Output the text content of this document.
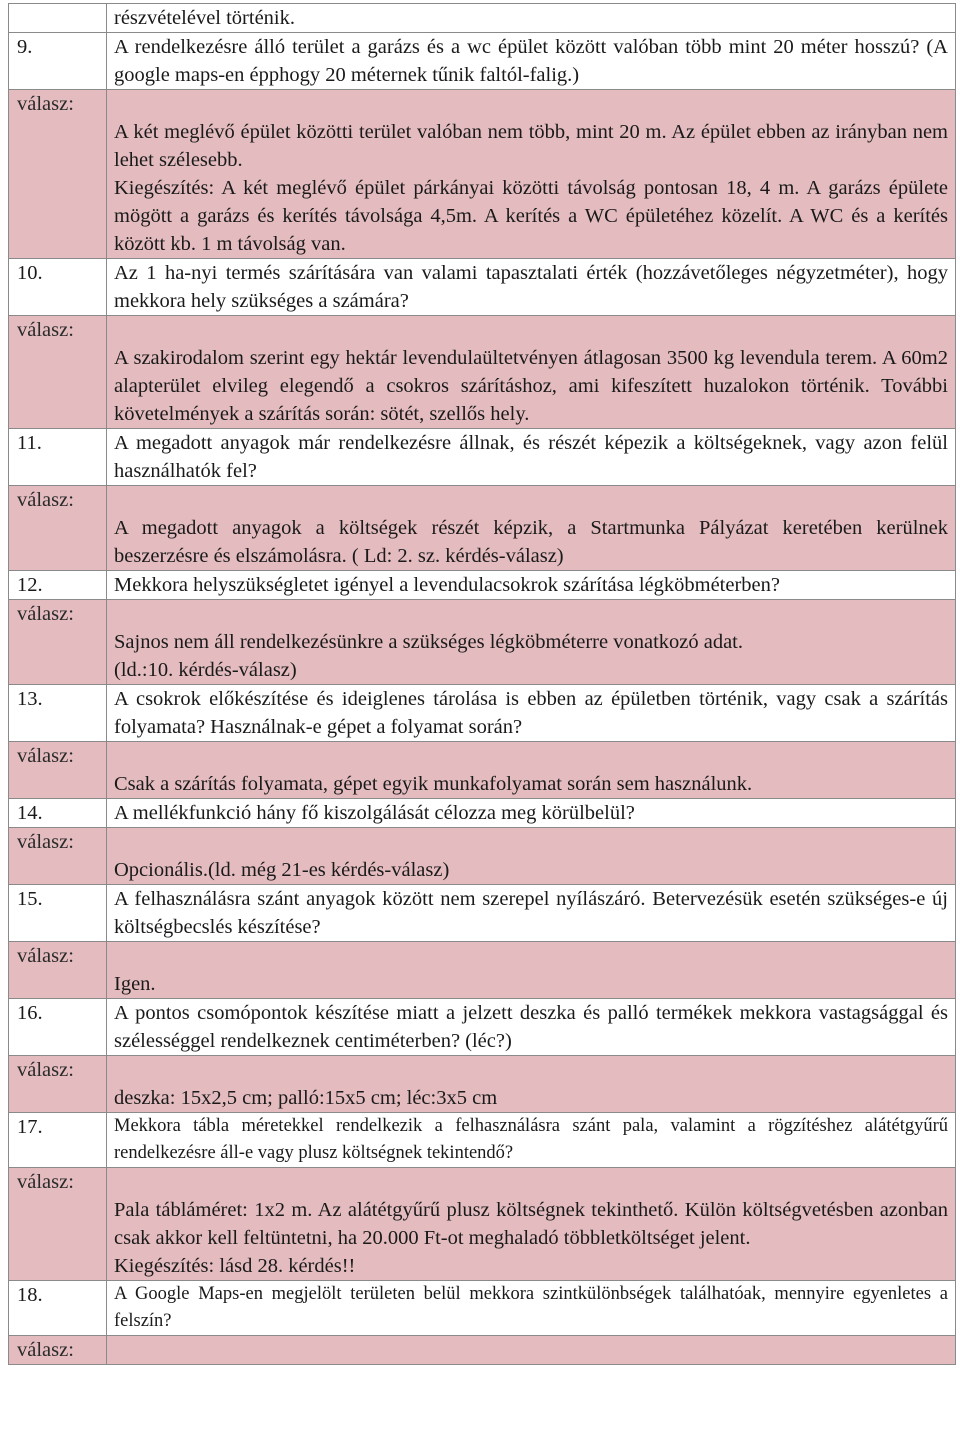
	részvételével történik.
9.	A rendelkezésre álló terület a garázs és a wc épület között valóban több mint 20 méter hosszú? (A google maps-en épphogy 20 méternek tűnik faltól-falig.)
válasz:	A két meglévő épület közötti terület valóban nem több, mint 20 m. Az épület ebben az irányban nem lehet szélesebb.
Kiegészítés: A két meglévő épület párkányai közötti távolság pontosan 18, 4 m. A garázs épülete mögött a garázs és kerítés távolsága 4,5m. A kerítés a WC épületéhez közelít. A WC és a kerítés között kb. 1 m távolság van.

10.	Az 1 ha-nyi termés szárítására van valami tapasztalati érték (hozzávetőleges négyzetméter), hogy mekkora hely szükséges a számára?
válasz:	A szakirodalom szerint egy hektár levendulaültetvényen átlagosan 3500 kg levendula terem. A 60m2 alapterület elvileg elegendő a csokros szárításhoz, ami kifeszített huzalokon történik. További követelmények a szárítás során: sötét, szellős hely.

11.	A megadott anyagok már rendelkezésre állnak, és részét képezik a költségeknek, vagy azon felül használhatók fel?
válasz:	A megadott anyagok a költségek részét képzik, a Startmunka Pályázat keretében kerülnek beszerzésre és elszámolásra. ( Ld: 2. sz. kérdés-válasz)

12.	Mekkora helyszükségletet igényel a levendulacsokrok szárítása légköbméterben?
válasz:	Sajnos nem áll rendelkezésünkre a szükséges légköbméterre vonatkozó adat.
(ld.:10. kérdés-válasz)

13.	A csokrok előkészítése és ideiglenes tárolása is ebben az épületben történik, vagy csak a szárítás folyamata? Használnak-e gépet a folyamat során?
válasz:	Csak a szárítás folyamata, gépet egyik munkafolyamat során sem használunk.

14.	A mellékfunkció hány fő kiszolgálását célozza meg körülbelül?
válasz:	Opcionális.(ld. még 21-es kérdés-válasz)

15.	A felhasználásra szánt anyagok között nem szerepel nyílászáró. Betervezésük esetén szükséges-e új költségbecslés készítése?
válasz:	Igen.

16.	A pontos csomópontok készítése miatt a jelzett deszka és palló termékek mekkora vastagsággal és szélességgel rendelkeznek centiméterben? (léc?)
válasz:	deszka: 15x2,5 cm; palló:15x5 cm; léc:3x5 cm

17.	Mekkora tábla méretekkel rendelkezik a felhasználásra szánt pala, valamint a rögzítéshez alátétgyűrű rendelkezésre áll-e vagy plusz költségnek tekintendő?
válasz:	Pala tábláméret: 1x2 m. Az alátétgyűrű plusz költségnek tekinthető. Külön költségvetésben azonban csak akkor kell feltüntetni, ha 20.000 Ft-ot meghaladó többletköltséget jelent.
Kiegészítés: lásd 28. kérdés!!

18.	A Google Maps-en megjelölt területen belül mekkora szintkülönbségek találhatóak, mennyire egyenletes a felszín?
válasz:	
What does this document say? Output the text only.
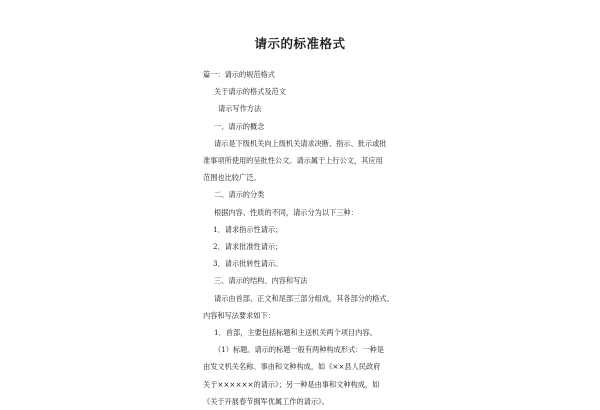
请示的标准格式
篇一：请示的规范格式
关于请示的格式及范文
请示写作方法
一、请示的概念
请示是下级机关向上级机关请求决断、指示、批示或批
准事项所使用的呈批性公文。请示属于上行公文，其应用
范围也比较广泛。
二、请示的分类
根据内容、性质的不同，请示分为以下三种：
1．请求指示性请示；
2．请求批准性请示；
3．请示批转性请示。
三、请示的结构、内容和写法
请示由首部、正文和尾部三部分组成，其各部分的格式、
内容和写法要求如下：
1．首部，主要包括标题和主送机关两个项目内容。
（1）标题。请示的标题一般有两种构成形式：一种是
由发文机关名称、事由和文种构成，如《××县人民政府
关于××××××的请示》；另一种是由事和文种构成，如
《关于开展春节拥军优属工作的请示》。
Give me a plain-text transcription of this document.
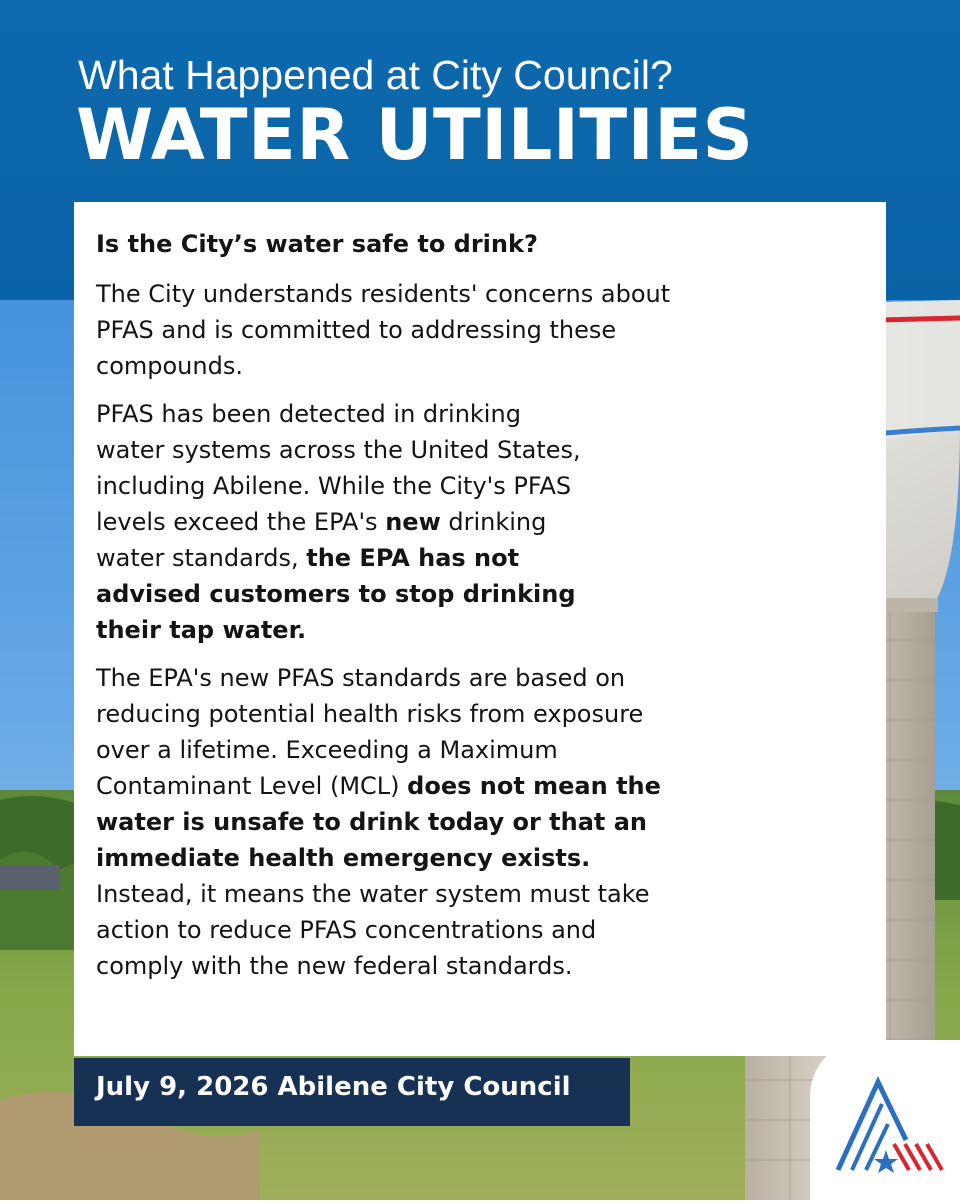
What Happened at City Council?
WATER UTILITIES

Is the City’s water safe to drink?

The City understands residents' concerns about PFAS and is committed to addressing these compounds.

PFAS has been detected in drinking
water systems across the United States,
including Abilene. While the City's PFAS
levels exceed the EPA's new drinking
water standards, the EPA has not
advised customers to stop drinking
their tap water.

The EPA's new PFAS standards are based on
reducing potential health risks from exposure
over a lifetime. Exceeding a Maximum
Contaminant Level (MCL) does not mean the
water is unsafe to drink today or that an
immediate health emergency exists.
Instead, it means the water system must take
action to reduce PFAS concentrations and
comply with the new federal standards.

July 9, 2026 Abilene City Council
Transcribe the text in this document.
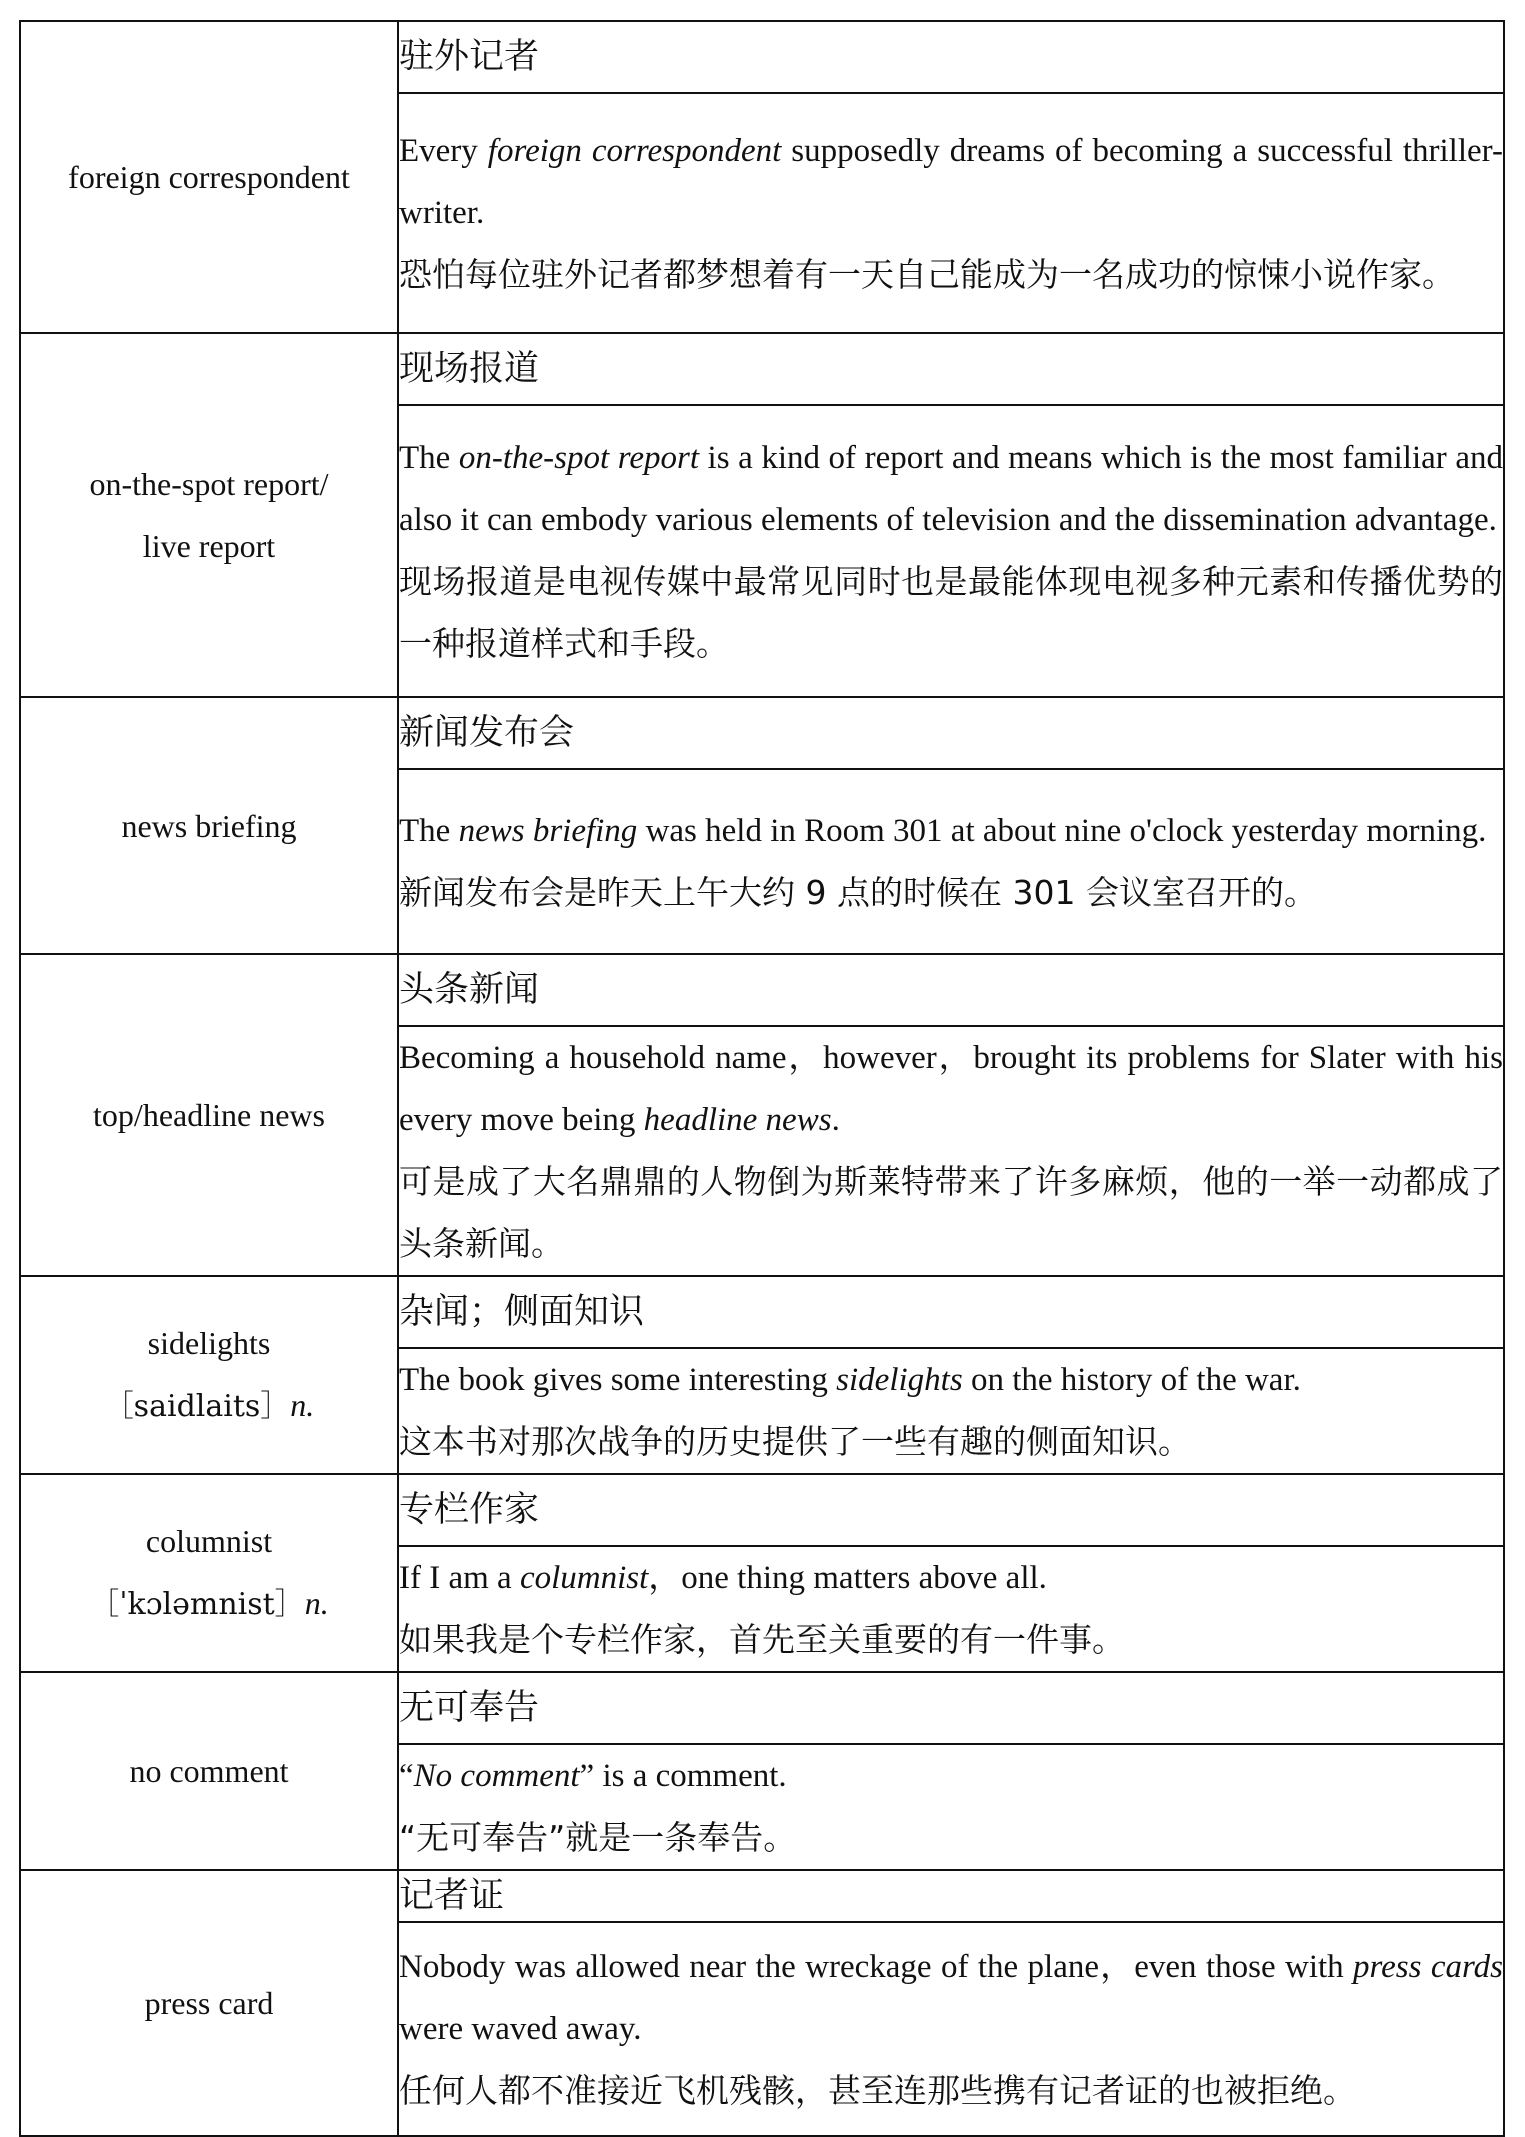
foreign correspondent	驻外记者

	Every foreign correspondent supposedly dreams of becoming a successful thriller-writer.
恐怕每位驻外记者都梦想着有一天自己能成为一名成功的惊悚小说作家。

on-the-spot report/
live report	现场报道

	The on-the-spot report is a kind of report and means which is the most familiar and also it can embody various elements of television and the dissemination advantage.
现场报道是电视传媒中最常见同时也是最能体现电视多种元素和传播优势的一种报道样式和手段。

news briefing	新闻发布会

	The news briefing was held in Room 301 at about nine o'clock yesterday morning.
新闻发布会是昨天上午大约 9 点的时候在 301 会议室召开的。

top/headline news	头条新闻

	Becoming a household name，however，brought its problems for Slater with his every move being headline news.
可是成了大名鼎鼎的人物倒为斯莱特带来了许多麻烦，他的一举一动都成了头条新闻。

sidelights
［saidlaits］n.	杂闻；侧面知识

	The book gives some interesting sidelights on the history of the war.
这本书对那次战争的历史提供了一些有趣的侧面知识。

columnist
［ˈkɔləmnist］n.	专栏作家

	If I am a columnist，one thing matters above all.
如果我是个专栏作家，首先至关重要的有一件事。

no comment	无可奉告

	“No comment” is a comment.
“无可奉告”就是一条奉告。

press card	记者证

	Nobody was allowed near the wreckage of the plane，even those with press cards were waved away.
任何人都不准接近飞机残骸，甚至连那些携有记者证的也被拒绝。
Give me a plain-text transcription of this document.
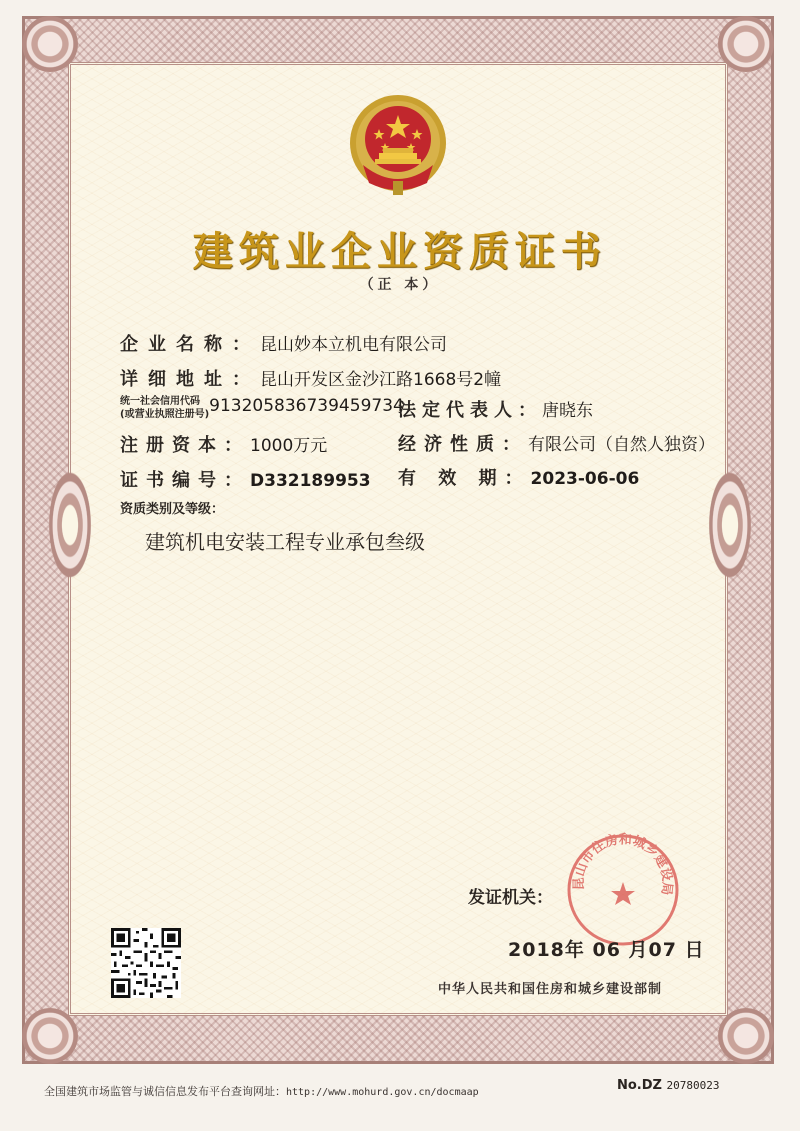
建筑业企业资质证书
（正 本）
企业名称：昆山妙本立机电有限公司
详细地址：昆山开发区金沙江路1668号2幢
统一社会信用代码
(或营业执照注册号)913205836739459734
法定代表人：唐晓东
注册资本：1000万元	经济性质：有限公司（自然人独资）
证书编号：D332189953 有 效 期：2023-06-06
资质类别及等级：
建筑机电安装工程专业承包叁级
昆山市住房和城乡建设局
发证机关：
2018年 06 月07 日
中华人民共和国住房和城乡建设部制
全国建筑市场监管与诚信信息发布平台查询网址：http://www.mohurd.gov.cn/docmaap	No.DZ 20780023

*Instructions to follow*: In the lines above, locate the string "comment". Copy every line where it occurs.

*Response for this exercise*:
no comment	无可奉告
	“No comment” is a comment.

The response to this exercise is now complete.